:: Supplied records

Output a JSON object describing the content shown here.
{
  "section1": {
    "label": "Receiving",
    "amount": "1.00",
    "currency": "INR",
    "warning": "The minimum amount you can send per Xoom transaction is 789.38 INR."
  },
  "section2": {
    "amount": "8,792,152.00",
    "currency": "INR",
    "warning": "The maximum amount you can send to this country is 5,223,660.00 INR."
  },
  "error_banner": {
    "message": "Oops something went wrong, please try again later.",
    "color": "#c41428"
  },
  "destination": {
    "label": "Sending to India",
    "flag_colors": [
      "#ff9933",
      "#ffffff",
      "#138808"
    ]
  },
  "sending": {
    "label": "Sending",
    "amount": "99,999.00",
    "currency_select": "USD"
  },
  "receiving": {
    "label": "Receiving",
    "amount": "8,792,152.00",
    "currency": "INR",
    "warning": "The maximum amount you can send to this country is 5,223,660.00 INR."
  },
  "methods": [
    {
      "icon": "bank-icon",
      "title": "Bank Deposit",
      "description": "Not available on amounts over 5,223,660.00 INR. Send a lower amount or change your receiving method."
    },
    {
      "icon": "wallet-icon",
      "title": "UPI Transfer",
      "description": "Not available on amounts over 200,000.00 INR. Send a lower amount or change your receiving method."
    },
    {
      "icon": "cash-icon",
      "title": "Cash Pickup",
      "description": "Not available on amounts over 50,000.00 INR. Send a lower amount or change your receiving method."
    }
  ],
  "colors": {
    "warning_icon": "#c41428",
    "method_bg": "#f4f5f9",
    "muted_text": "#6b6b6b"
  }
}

::::

# [Task prompt]
From the entries above, pull out each line that includes "available".

# [Completed task]
      "description": "Not available on amounts over 5,223,660.00 INR. Send a lower amount or change your receiving method."
      "description": "Not available on amounts over 200,000.00 INR. Send a lower amount or change your receiving method."
      "description": "Not available on amounts over 50,000.00 INR. Send a lower amount or change your receiving method."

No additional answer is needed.